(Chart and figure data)
□ □ □ □ □ □ □
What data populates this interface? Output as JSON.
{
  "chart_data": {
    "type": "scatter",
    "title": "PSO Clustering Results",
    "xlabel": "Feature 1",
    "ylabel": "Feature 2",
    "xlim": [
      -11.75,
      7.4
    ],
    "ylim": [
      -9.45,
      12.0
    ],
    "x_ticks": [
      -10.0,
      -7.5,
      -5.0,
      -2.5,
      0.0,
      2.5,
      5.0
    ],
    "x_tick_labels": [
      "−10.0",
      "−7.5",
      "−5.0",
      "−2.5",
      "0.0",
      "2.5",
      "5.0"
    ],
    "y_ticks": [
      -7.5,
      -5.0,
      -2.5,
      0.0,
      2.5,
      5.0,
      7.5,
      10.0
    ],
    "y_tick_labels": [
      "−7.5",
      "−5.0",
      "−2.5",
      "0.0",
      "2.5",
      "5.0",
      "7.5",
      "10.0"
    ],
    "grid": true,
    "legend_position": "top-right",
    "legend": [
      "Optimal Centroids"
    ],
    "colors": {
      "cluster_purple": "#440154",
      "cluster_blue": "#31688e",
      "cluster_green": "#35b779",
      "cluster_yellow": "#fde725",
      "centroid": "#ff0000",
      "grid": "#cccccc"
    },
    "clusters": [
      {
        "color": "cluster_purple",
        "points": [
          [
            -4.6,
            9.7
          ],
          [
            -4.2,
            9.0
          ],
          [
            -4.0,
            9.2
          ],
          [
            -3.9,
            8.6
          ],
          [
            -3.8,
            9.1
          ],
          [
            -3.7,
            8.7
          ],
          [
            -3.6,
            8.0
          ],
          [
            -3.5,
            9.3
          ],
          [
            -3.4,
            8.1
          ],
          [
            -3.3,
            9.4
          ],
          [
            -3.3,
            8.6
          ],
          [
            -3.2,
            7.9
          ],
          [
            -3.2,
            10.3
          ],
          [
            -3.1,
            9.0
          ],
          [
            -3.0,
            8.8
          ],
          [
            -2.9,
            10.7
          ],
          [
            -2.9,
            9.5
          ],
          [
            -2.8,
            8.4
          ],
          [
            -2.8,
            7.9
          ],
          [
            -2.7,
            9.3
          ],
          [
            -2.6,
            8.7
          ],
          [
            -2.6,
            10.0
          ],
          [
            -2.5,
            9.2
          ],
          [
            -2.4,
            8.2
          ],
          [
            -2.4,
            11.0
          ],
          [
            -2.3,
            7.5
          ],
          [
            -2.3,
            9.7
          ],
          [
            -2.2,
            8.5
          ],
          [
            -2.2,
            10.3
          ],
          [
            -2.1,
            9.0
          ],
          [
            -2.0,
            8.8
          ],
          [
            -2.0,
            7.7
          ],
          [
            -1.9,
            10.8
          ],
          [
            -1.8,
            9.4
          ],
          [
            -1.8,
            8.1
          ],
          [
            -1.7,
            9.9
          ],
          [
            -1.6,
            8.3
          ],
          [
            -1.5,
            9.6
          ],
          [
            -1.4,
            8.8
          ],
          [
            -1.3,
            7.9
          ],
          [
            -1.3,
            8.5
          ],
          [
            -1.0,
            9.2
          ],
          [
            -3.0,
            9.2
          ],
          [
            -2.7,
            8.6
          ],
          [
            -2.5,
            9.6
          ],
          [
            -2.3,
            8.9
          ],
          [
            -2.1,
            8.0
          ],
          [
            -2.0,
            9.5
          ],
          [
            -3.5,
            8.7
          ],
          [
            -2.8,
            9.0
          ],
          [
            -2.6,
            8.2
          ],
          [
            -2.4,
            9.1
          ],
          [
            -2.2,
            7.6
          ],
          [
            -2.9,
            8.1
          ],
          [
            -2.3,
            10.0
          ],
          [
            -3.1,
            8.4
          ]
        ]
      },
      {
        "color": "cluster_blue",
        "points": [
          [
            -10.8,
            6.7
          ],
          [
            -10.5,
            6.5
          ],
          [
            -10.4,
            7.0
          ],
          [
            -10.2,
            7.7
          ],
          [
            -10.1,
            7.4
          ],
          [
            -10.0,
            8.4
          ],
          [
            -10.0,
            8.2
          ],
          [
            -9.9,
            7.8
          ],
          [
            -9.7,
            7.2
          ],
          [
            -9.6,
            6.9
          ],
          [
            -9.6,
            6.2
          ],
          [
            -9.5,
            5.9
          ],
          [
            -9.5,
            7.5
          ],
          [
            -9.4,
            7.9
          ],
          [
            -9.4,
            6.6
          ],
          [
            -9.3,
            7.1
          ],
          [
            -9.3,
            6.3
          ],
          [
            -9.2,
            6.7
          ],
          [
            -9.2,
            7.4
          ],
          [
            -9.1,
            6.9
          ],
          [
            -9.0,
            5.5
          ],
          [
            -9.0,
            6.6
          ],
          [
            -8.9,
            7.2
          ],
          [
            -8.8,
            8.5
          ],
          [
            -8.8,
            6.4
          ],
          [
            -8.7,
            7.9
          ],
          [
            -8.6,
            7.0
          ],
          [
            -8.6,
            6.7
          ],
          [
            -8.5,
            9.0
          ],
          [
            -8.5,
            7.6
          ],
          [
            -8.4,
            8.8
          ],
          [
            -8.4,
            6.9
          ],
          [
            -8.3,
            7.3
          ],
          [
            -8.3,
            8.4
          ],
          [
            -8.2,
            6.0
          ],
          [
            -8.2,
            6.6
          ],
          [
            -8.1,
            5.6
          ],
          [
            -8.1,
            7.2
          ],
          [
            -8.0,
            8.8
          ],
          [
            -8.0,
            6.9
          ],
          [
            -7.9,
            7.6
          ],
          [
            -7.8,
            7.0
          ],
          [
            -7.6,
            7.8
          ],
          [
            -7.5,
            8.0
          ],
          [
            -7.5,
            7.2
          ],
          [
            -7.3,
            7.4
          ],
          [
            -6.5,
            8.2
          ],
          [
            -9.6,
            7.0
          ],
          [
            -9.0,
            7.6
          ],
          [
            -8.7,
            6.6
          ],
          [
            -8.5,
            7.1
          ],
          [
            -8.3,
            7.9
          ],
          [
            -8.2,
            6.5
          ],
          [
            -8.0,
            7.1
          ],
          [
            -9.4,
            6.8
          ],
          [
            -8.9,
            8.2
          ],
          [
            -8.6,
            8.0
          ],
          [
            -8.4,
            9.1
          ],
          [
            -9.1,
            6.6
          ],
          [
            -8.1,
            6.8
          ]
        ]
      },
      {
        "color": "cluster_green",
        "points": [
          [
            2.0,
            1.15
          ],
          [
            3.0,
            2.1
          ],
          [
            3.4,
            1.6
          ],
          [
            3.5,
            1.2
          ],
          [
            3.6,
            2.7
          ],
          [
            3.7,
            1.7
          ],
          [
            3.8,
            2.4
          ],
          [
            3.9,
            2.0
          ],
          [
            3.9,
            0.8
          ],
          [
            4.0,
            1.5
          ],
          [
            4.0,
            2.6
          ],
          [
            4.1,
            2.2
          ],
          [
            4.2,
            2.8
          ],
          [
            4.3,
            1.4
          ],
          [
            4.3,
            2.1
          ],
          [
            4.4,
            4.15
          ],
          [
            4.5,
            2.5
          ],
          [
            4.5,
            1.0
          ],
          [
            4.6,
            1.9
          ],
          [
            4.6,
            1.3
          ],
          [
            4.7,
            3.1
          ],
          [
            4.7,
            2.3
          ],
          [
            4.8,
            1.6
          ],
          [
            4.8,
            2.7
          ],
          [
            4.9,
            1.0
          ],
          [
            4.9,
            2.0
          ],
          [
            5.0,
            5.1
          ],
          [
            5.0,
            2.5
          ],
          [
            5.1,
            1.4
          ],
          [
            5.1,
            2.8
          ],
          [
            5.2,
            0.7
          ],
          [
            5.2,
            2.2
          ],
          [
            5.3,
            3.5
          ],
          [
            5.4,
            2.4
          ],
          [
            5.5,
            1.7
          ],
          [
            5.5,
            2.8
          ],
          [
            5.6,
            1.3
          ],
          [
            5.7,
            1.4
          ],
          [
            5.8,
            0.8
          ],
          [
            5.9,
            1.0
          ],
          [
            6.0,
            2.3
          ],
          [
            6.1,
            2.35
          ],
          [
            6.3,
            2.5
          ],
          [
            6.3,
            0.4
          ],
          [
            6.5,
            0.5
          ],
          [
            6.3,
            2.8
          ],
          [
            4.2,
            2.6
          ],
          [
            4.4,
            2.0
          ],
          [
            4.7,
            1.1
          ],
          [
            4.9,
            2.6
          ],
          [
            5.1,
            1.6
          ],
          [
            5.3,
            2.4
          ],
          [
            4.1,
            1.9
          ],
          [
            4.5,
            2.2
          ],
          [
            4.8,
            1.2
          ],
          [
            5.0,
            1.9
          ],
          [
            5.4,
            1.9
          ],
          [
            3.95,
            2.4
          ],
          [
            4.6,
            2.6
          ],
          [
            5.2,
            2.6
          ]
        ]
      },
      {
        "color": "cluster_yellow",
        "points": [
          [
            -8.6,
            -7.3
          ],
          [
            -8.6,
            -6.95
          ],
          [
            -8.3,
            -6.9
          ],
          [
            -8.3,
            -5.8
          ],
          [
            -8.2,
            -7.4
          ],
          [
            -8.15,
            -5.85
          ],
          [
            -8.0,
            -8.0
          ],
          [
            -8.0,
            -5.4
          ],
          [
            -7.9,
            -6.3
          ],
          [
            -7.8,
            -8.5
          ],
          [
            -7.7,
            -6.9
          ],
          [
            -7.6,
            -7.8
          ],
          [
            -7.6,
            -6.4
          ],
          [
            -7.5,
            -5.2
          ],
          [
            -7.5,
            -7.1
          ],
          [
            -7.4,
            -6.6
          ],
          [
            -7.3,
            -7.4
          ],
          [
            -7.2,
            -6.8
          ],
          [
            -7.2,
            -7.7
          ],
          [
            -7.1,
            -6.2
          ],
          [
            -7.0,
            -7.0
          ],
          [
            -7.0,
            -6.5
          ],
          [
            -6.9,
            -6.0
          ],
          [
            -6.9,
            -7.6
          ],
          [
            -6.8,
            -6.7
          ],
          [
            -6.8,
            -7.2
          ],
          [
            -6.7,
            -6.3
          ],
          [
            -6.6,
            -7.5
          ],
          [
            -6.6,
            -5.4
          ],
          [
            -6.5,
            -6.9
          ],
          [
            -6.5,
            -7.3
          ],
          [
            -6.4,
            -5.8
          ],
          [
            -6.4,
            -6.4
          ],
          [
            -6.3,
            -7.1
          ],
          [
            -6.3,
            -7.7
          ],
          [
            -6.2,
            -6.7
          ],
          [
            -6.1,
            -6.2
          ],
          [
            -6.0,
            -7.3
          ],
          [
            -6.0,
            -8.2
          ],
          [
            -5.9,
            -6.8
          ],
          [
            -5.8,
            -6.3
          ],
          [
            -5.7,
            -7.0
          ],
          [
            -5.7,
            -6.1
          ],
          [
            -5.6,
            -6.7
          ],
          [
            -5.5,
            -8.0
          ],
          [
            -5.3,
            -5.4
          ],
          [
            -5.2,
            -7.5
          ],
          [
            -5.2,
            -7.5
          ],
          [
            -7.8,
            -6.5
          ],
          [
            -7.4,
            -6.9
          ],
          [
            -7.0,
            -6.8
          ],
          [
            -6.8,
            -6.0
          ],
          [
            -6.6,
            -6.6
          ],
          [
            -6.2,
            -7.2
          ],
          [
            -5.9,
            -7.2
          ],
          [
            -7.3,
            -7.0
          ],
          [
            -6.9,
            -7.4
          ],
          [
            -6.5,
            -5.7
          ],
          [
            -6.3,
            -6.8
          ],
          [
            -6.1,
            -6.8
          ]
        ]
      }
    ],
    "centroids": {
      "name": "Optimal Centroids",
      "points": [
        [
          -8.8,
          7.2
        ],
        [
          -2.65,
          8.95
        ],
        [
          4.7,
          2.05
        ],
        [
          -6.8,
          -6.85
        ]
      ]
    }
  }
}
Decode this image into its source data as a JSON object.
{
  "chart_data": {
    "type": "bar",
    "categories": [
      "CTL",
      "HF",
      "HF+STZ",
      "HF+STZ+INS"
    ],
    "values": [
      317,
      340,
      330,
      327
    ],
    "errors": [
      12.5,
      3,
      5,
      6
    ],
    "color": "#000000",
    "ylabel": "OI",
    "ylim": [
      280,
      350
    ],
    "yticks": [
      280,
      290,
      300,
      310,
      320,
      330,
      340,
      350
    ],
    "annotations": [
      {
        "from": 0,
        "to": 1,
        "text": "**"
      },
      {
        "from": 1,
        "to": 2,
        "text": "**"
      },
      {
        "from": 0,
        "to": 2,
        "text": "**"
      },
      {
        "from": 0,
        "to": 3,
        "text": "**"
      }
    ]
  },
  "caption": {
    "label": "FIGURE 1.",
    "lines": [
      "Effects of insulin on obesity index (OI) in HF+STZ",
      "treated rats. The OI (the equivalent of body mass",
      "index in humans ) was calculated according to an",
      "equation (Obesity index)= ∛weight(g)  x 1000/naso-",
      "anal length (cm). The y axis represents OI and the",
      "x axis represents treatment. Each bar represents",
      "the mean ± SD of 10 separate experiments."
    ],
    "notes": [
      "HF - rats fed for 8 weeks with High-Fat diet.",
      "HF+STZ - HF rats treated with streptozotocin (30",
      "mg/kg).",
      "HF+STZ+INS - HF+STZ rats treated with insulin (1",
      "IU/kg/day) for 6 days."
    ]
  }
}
□ □ □ □ □ □ □
§ Your goal: Only the lines from the one containing "Decode this image" through the end of the entries above belong in the answer; repeat them exactly.

§ Exercise answer:
Decode this image into its source data as a JSON object.
{
  "chart_data": {
    "type": "bar",
    "categories": [
      "CTL",
      "HF",
      "HF+STZ",
      "HF+STZ+INS"
    ],
    "values": [
      317,
      340,
      330,
      327
    ],
    "errors": [
      12.5,
      3,
      5,
      6
    ],
    "color": "#000000",
    "ylabel": "OI",
    "ylim": [
      280,
      350
    ],
    "yticks": [
      280,
      290,
      300,
      310,
      320,
      330,
      340,
      350
    ],
    "annotations": [
      {
        "from": 0,
        "to": 1,
        "text": "**"
      },
      {
        "from": 1,
        "to": 2,
        "text": "**"
      },
      {
        "from": 0,
        "to": 2,
        "text": "**"
      },
      {
        "from": 0,
        "to": 3,
        "text": "**"
      }
    ]
  },
  "caption": {
    "label": "FIGURE 1.",
    "lines": [
      "Effects of insulin on obesity index (OI) in HF+STZ",
      "treated rats. The OI (the equivalent of body mass",
      "index in humans ) was calculated according to an",
      "equation (Obesity index)= ∛weight(g)  x 1000/naso-",
      "anal length (cm). The y axis represents OI and the",
      "x axis represents treatment. Each bar represents",
      "the mean ± SD of 10 separate experiments."
    ],
    "notes": [
      "HF - rats fed for 8 weeks with High-Fat diet.",
      "HF+STZ - HF rats treated with streptozotocin (30",
      "mg/kg).",
      "HF+STZ+INS - HF+STZ rats treated with insulin (1",
      "IU/kg/day) for 6 days."
    ]
  }
}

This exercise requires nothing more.